Items from a figure collection:
[Start of section]

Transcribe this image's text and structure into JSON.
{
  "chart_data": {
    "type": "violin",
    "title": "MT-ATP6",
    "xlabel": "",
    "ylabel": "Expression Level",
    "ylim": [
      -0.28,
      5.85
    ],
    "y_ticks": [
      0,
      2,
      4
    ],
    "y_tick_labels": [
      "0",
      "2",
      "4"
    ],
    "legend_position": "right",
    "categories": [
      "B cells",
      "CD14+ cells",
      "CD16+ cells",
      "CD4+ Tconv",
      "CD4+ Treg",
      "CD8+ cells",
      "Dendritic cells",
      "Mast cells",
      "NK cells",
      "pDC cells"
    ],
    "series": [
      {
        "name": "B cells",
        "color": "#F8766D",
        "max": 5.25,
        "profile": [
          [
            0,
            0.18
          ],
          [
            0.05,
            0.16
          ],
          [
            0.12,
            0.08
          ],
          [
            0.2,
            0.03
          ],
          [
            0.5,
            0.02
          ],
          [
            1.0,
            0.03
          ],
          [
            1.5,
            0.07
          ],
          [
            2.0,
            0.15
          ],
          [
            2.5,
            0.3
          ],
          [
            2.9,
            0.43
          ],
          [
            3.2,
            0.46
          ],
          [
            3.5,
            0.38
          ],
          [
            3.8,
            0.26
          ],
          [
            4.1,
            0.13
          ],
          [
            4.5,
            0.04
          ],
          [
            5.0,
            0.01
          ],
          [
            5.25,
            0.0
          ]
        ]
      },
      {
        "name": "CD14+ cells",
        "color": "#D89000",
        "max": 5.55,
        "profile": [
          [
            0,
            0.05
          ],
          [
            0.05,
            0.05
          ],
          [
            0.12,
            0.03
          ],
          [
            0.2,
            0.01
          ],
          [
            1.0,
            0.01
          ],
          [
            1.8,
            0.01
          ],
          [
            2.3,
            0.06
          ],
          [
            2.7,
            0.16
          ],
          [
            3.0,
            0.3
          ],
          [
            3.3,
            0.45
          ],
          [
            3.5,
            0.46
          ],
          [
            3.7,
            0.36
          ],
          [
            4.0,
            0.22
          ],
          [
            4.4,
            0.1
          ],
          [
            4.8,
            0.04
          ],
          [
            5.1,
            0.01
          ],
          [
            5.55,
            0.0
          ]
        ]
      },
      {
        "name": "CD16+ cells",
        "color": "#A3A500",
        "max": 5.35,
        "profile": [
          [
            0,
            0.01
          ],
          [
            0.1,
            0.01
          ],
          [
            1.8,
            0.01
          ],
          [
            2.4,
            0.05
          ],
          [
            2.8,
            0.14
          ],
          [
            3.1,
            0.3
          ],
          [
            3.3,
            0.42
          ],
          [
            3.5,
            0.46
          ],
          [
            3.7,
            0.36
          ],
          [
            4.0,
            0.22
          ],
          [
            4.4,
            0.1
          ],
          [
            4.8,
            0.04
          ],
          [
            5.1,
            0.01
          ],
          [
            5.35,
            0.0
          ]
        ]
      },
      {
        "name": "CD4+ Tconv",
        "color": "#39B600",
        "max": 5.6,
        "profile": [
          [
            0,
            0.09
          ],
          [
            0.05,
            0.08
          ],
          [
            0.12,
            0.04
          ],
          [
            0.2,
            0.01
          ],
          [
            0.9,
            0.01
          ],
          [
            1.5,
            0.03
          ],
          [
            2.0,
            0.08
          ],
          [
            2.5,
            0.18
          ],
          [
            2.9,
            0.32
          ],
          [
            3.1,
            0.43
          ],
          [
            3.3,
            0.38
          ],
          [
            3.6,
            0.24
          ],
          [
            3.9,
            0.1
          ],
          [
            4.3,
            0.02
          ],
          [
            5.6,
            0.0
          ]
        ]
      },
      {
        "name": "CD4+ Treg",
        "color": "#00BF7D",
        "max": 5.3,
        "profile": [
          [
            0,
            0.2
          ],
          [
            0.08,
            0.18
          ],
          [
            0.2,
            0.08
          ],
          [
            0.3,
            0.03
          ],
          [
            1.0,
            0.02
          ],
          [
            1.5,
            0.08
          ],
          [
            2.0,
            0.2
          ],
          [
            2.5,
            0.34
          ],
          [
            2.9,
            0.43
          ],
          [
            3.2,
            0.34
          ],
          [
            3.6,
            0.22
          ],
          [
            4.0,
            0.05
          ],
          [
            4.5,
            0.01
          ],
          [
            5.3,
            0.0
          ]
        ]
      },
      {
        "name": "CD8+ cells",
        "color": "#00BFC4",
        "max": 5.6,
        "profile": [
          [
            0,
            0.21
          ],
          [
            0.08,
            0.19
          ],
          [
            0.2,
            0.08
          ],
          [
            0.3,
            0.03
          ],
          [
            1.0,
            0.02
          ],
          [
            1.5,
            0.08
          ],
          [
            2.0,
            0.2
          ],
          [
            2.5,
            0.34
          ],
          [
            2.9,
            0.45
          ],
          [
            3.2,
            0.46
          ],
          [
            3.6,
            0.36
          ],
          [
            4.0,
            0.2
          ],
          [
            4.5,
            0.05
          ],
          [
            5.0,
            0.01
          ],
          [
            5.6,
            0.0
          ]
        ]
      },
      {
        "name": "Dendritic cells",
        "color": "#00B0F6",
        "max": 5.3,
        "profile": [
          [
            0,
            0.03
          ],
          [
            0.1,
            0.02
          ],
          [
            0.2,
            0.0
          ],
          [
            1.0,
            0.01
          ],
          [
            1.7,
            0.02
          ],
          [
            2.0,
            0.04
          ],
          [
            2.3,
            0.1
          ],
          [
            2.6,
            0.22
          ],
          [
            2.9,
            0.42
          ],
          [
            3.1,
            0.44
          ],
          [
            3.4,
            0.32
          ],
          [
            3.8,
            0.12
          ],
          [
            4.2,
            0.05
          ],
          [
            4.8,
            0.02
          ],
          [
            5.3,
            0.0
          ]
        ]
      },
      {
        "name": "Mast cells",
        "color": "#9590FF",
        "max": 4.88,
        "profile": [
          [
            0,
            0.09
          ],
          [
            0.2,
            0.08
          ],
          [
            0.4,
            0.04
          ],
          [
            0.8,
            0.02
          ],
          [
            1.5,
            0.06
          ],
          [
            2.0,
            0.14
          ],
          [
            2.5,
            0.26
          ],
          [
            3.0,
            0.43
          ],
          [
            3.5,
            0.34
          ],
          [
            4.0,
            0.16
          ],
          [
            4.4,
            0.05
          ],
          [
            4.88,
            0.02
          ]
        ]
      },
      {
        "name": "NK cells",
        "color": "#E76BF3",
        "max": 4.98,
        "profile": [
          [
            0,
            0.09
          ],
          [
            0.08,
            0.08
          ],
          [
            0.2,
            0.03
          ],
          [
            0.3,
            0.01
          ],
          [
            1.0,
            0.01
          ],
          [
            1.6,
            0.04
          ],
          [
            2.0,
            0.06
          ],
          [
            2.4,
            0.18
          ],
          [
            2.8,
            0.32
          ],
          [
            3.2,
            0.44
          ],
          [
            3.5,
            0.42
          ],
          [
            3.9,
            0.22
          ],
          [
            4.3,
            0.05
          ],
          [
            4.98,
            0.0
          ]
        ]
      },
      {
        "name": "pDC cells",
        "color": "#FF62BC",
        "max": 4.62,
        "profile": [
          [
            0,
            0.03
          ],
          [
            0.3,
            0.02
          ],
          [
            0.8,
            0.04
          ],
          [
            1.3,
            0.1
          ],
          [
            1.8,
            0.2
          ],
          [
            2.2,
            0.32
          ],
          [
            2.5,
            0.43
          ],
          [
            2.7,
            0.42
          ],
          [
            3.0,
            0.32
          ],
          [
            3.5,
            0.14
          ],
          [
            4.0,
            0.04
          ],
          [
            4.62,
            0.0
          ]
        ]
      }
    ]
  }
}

[End of section]

In full and without alteration, write out each record.

Transcribe this image's text and structure into JSON.
{
  "chart_data": {
    "type": "violin",
    "title": "MT-ATP6",
    "xlabel": "",
    "ylabel": "Expression Level",
    "ylim": [
      -0.28,
      5.85
    ],
    "y_ticks": [
      0,
      2,
      4
    ],
    "y_tick_labels": [
      "0",
      "2",
      "4"
    ],
    "legend_position": "right",
    "categories": [
      "B cells",
      "CD14+ cells",
      "CD16+ cells",
      "CD4+ Tconv",
      "CD4+ Treg",
      "CD8+ cells",
      "Dendritic cells",
      "Mast cells",
      "NK cells",
      "pDC cells"
    ],
    "series": [
      {
        "name": "B cells",
        "color": "#F8766D",
        "max": 5.25,
        "profile": [
          [
            0,
            0.18
          ],
          [
            0.05,
            0.16
          ],
          [
            0.12,
            0.08
          ],
          [
            0.2,
            0.03
          ],
          [
            0.5,
            0.02
          ],
          [
            1.0,
            0.03
          ],
          [
            1.5,
            0.07
          ],
          [
            2.0,
            0.15
          ],
          [
            2.5,
            0.3
          ],
          [
            2.9,
            0.43
          ],
          [
            3.2,
            0.46
          ],
          [
            3.5,
            0.38
          ],
          [
            3.8,
            0.26
          ],
          [
            4.1,
            0.13
          ],
          [
            4.5,
            0.04
          ],
          [
            5.0,
            0.01
          ],
          [
            5.25,
            0.0
          ]
        ]
      },
      {
        "name": "CD14+ cells",
        "color": "#D89000",
        "max": 5.55,
        "profile": [
          [
            0,
            0.05
          ],
          [
            0.05,
            0.05
          ],
          [
            0.12,
            0.03
          ],
          [
            0.2,
            0.01
          ],
          [
            1.0,
            0.01
          ],
          [
            1.8,
            0.01
          ],
          [
            2.3,
            0.06
          ],
          [
            2.7,
            0.16
          ],
          [
            3.0,
            0.3
          ],
          [
            3.3,
            0.45
          ],
          [
            3.5,
            0.46
          ],
          [
            3.7,
            0.36
          ],
          [
            4.0,
            0.22
          ],
          [
            4.4,
            0.1
          ],
          [
            4.8,
            0.04
          ],
          [
            5.1,
            0.01
          ],
          [
            5.55,
            0.0
          ]
        ]
      },
      {
        "name": "CD16+ cells",
        "color": "#A3A500",
        "max": 5.35,
        "profile": [
          [
            0,
            0.01
          ],
          [
            0.1,
            0.01
          ],
          [
            1.8,
            0.01
          ],
          [
            2.4,
            0.05
          ],
          [
            2.8,
            0.14
          ],
          [
            3.1,
            0.3
          ],
          [
            3.3,
            0.42
          ],
          [
            3.5,
            0.46
          ],
          [
            3.7,
            0.36
          ],
          [
            4.0,
            0.22
          ],
          [
            4.4,
            0.1
          ],
          [
            4.8,
            0.04
          ],
          [
            5.1,
            0.01
          ],
          [
            5.35,
            0.0
          ]
        ]
      },
      {
        "name": "CD4+ Tconv",
        "color": "#39B600",
        "max": 5.6,
        "profile": [
          [
            0,
            0.09
          ],
          [
            0.05,
            0.08
          ],
          [
            0.12,
            0.04
          ],
          [
            0.2,
            0.01
          ],
          [
            0.9,
            0.01
          ],
          [
            1.5,
            0.03
          ],
          [
            2.0,
            0.08
          ],
          [
            2.5,
            0.18
          ],
          [
            2.9,
            0.32
          ],
          [
            3.1,
            0.43
          ],
          [
            3.3,
            0.38
          ],
          [
            3.6,
            0.24
          ],
          [
            3.9,
            0.1
          ],
          [
            4.3,
            0.02
          ],
          [
            5.6,
            0.0
          ]
        ]
      },
      {
        "name": "CD4+ Treg",
        "color": "#00BF7D",
        "max": 5.3,
        "profile": [
          [
            0,
            0.2
          ],
          [
            0.08,
            0.18
          ],
          [
            0.2,
            0.08
          ],
          [
            0.3,
            0.03
          ],
          [
            1.0,
            0.02
          ],
          [
            1.5,
            0.08
          ],
          [
            2.0,
            0.2
          ],
          [
            2.5,
            0.34
          ],
          [
            2.9,
            0.43
          ],
          [
            3.2,
            0.34
          ],
          [
            3.6,
            0.22
          ],
          [
            4.0,
            0.05
          ],
          [
            4.5,
            0.01
          ],
          [
            5.3,
            0.0
          ]
        ]
      },
      {
        "name": "CD8+ cells",
        "color": "#00BFC4",
        "max": 5.6,
        "profile": [
          [
            0,
            0.21
          ],
          [
            0.08,
            0.19
          ],
          [
            0.2,
            0.08
          ],
          [
            0.3,
            0.03
          ],
          [
            1.0,
            0.02
          ],
          [
            1.5,
            0.08
          ],
          [
            2.0,
            0.2
          ],
          [
            2.5,
            0.34
          ],
          [
            2.9,
            0.45
          ],
          [
            3.2,
            0.46
          ],
          [
            3.6,
            0.36
          ],
          [
            4.0,
            0.2
          ],
          [
            4.5,
            0.05
          ],
          [
            5.0,
            0.01
          ],
          [
            5.6,
            0.0
          ]
        ]
      },
      {
        "name": "Dendritic cells",
        "color": "#00B0F6",
        "max": 5.3,
        "profile": [
          [
            0,
            0.03
          ],
          [
            0.1,
            0.02
          ],
          [
            0.2,
            0.0
          ],
          [
            1.0,
            0.01
          ],
          [
            1.7,
            0.02
          ],
          [
            2.0,
            0.04
          ],
          [
            2.3,
            0.1
          ],
          [
            2.6,
            0.22
          ],
          [
            2.9,
            0.42
          ],
          [
            3.1,
            0.44
          ],
          [
            3.4,
            0.32
          ],
          [
            3.8,
            0.12
          ],
          [
            4.2,
            0.05
          ],
          [
            4.8,
            0.02
          ],
          [
            5.3,
            0.0
          ]
        ]
      },
      {
        "name": "Mast cells",
        "color": "#9590FF",
        "max": 4.88,
        "profile": [
          [
            0,
            0.09
          ],
          [
            0.2,
            0.08
          ],
          [
            0.4,
            0.04
          ],
          [
            0.8,
            0.02
          ],
          [
            1.5,
            0.06
          ],
          [
            2.0,
            0.14
          ],
          [
            2.5,
            0.26
          ],
          [
            3.0,
            0.43
          ],
          [
            3.5,
            0.34
          ],
          [
            4.0,
            0.16
          ],
          [
            4.4,
            0.05
          ],
          [
            4.88,
            0.02
          ]
        ]
      },
      {
        "name": "NK cells",
        "color": "#E76BF3",
        "max": 4.98,
        "profile": [
          [
            0,
            0.09
          ],
          [
            0.08,
            0.08
          ],
          [
            0.2,
            0.03
          ],
          [
            0.3,
            0.01
          ],
          [
            1.0,
            0.01
          ],
          [
            1.6,
            0.04
          ],
          [
            2.0,
            0.06
          ],
          [
            2.4,
            0.18
          ],
          [
            2.8,
            0.32
          ],
          [
            3.2,
            0.44
          ],
          [
            3.5,
            0.42
          ],
          [
            3.9,
            0.22
          ],
          [
            4.3,
            0.05
          ],
          [
            4.98,
            0.0
          ]
        ]
      },
      {
        "name": "pDC cells",
        "color": "#FF62BC",
        "max": 4.62,
        "profile": [
          [
            0,
            0.03
          ],
          [
            0.3,
            0.02
          ],
          [
            0.8,
            0.04
          ],
          [
            1.3,
            0.1
          ],
          [
            1.8,
            0.2
          ],
          [
            2.2,
            0.32
          ],
          [
            2.5,
            0.43
          ],
          [
            2.7,
            0.42
          ],
          [
            3.0,
            0.32
          ],
          [
            3.5,
            0.14
          ],
          [
            4.0,
            0.04
          ],
          [
            4.62,
            0.0
          ]
        ]
      }
    ]
  }
}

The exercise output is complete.